• Written request
Your task is to copy every record exactly.

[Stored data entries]
====
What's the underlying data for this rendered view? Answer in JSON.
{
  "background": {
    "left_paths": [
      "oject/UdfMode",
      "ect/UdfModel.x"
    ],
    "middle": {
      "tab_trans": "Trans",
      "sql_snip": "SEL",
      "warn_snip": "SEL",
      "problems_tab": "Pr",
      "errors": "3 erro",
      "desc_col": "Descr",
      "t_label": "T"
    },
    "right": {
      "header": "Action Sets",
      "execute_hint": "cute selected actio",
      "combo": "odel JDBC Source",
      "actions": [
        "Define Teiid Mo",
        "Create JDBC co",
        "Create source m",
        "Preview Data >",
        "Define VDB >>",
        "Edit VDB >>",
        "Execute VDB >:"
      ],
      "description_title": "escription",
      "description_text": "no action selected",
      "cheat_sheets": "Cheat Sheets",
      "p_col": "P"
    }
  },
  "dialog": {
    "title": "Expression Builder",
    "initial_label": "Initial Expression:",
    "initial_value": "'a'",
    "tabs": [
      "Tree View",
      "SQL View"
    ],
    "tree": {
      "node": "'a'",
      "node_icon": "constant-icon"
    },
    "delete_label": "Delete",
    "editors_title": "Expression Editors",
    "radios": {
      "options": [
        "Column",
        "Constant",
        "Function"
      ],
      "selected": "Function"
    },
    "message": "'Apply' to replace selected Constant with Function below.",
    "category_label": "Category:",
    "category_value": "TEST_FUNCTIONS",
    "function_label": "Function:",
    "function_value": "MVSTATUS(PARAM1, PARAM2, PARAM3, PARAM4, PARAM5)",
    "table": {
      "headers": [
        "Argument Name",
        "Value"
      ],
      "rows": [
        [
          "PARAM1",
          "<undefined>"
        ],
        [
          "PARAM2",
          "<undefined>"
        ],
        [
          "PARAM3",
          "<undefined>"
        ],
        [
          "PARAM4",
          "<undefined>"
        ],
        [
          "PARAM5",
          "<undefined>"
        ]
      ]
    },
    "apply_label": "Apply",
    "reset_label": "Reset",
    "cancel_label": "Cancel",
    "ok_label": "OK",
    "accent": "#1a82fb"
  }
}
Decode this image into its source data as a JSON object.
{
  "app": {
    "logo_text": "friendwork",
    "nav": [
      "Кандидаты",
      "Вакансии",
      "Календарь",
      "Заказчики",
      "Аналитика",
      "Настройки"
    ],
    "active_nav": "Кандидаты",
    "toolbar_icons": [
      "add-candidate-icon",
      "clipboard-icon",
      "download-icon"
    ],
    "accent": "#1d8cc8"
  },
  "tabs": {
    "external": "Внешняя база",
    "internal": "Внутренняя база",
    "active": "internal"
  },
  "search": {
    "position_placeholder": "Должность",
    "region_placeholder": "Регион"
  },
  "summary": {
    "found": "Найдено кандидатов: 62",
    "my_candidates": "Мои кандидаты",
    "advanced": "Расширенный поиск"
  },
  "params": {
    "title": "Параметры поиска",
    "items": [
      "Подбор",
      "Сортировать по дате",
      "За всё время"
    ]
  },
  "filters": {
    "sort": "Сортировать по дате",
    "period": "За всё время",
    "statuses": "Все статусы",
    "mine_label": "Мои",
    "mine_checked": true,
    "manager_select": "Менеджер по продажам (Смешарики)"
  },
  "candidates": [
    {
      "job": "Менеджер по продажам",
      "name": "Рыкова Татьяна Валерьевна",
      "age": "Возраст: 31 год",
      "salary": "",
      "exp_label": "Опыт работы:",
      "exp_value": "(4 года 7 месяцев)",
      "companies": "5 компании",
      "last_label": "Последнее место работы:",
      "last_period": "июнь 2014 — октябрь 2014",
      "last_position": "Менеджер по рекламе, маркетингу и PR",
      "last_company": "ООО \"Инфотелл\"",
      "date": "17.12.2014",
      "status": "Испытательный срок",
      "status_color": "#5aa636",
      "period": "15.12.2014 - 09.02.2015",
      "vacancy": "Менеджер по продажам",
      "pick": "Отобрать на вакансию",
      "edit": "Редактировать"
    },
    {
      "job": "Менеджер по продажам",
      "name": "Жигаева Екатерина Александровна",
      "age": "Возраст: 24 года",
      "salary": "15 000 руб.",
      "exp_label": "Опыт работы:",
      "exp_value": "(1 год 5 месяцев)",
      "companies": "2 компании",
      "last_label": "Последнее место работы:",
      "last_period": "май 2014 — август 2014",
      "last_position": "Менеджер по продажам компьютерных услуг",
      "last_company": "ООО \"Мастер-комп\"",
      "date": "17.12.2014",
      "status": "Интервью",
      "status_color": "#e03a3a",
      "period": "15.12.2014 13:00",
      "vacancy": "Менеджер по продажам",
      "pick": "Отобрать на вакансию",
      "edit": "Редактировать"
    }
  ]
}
====
• The completed task
What's the underlying data for this rendered view? Answer in JSON.
{
  "background": {
    "left_paths": [
      "oject/UdfMode",
      "ect/UdfModel.x"
    ],
    "middle": {
      "tab_trans": "Trans",
      "sql_snip": "SEL",
      "warn_snip": "SEL",
      "problems_tab": "Pr",
      "errors": "3 erro",
      "desc_col": "Descr",
      "t_label": "T"
    },
    "right": {
      "header": "Action Sets",
      "execute_hint": "cute selected actio",
      "combo": "odel JDBC Source",
      "actions": [
        "Define Teiid Mo",
        "Create JDBC co",
        "Create source m",
        "Preview Data >",
        "Define VDB >>",
        "Edit VDB >>",
        "Execute VDB >:"
      ],
      "description_title": "escription",
      "description_text": "no action selected",
      "cheat_sheets": "Cheat Sheets",
      "p_col": "P"
    }
  },
  "dialog": {
    "title": "Expression Builder",
    "initial_label": "Initial Expression:",
    "initial_value": "'a'",
    "tabs": [
      "Tree View",
      "SQL View"
    ],
    "tree": {
      "node": "'a'",
      "node_icon": "constant-icon"
    },
    "delete_label": "Delete",
    "editors_title": "Expression Editors",
    "radios": {
      "options": [
        "Column",
        "Constant",
        "Function"
      ],
      "selected": "Function"
    },
    "message": "'Apply' to replace selected Constant with Function below.",
    "category_label": "Category:",
    "category_value": "TEST_FUNCTIONS",
    "function_label": "Function:",
    "function_value": "MVSTATUS(PARAM1, PARAM2, PARAM3, PARAM4, PARAM5)",
    "table": {
      "headers": [
        "Argument Name",
        "Value"
      ],
      "rows": [
        [
          "PARAM1",
          "<undefined>"
        ],
        [
          "PARAM2",
          "<undefined>"
        ],
        [
          "PARAM3",
          "<undefined>"
        ],
        [
          "PARAM4",
          "<undefined>"
        ],
        [
          "PARAM5",
          "<undefined>"
        ]
      ]
    },
    "apply_label": "Apply",
    "reset_label": "Reset",
    "cancel_label": "Cancel",
    "ok_label": "OK",
    "accent": "#1a82fb"
  }
}
Decode this image into its source data as a JSON object.
{
  "app": {
    "logo_text": "friendwork",
    "nav": [
      "Кандидаты",
      "Вакансии",
      "Календарь",
      "Заказчики",
      "Аналитика",
      "Настройки"
    ],
    "active_nav": "Кандидаты",
    "toolbar_icons": [
      "add-candidate-icon",
      "clipboard-icon",
      "download-icon"
    ],
    "accent": "#1d8cc8"
  },
  "tabs": {
    "external": "Внешняя база",
    "internal": "Внутренняя база",
    "active": "internal"
  },
  "search": {
    "position_placeholder": "Должность",
    "region_placeholder": "Регион"
  },
  "summary": {
    "found": "Найдено кандидатов: 62",
    "my_candidates": "Мои кандидаты",
    "advanced": "Расширенный поиск"
  },
  "params": {
    "title": "Параметры поиска",
    "items": [
      "Подбор",
      "Сортировать по дате",
      "За всё время"
    ]
  },
  "filters": {
    "sort": "Сортировать по дате",
    "period": "За всё время",
    "statuses": "Все статусы",
    "mine_label": "Мои",
    "mine_checked": true,
    "manager_select": "Менеджер по продажам (Смешарики)"
  },
  "candidates": [
    {
      "job": "Менеджер по продажам",
      "name": "Рыкова Татьяна Валерьевна",
      "age": "Возраст: 31 год",
      "salary": "",
      "exp_label": "Опыт работы:",
      "exp_value": "(4 года 7 месяцев)",
      "companies": "5 компании",
      "last_label": "Последнее место работы:",
      "last_period": "июнь 2014 — октябрь 2014",
      "last_position": "Менеджер по рекламе, маркетингу и PR",
      "last_company": "ООО \"Инфотелл\"",
      "date": "17.12.2014",
      "status": "Испытательный срок",
      "status_color": "#5aa636",
      "period": "15.12.2014 - 09.02.2015",
      "vacancy": "Менеджер по продажам",
      "pick": "Отобрать на вакансию",
      "edit": "Редактировать"
    },
    {
      "job": "Менеджер по продажам",
      "name": "Жигаева Екатерина Александровна",
      "age": "Возраст: 24 года",
      "salary": "15 000 руб.",
      "exp_label": "Опыт работы:",
      "exp_value": "(1 год 5 месяцев)",
      "companies": "2 компании",
      "last_label": "Последнее место работы:",
      "last_period": "май 2014 — август 2014",
      "last_position": "Менеджер по продажам компьютерных услуг",
      "last_company": "ООО \"Мастер-комп\"",
      "date": "17.12.2014",
      "status": "Интервью",
      "status_color": "#e03a3a",
      "period": "15.12.2014 13:00",
      "vacancy": "Менеджер по продажам",
      "pick": "Отобрать на вакансию",
      "edit": "Редактировать"
    }
  ]
}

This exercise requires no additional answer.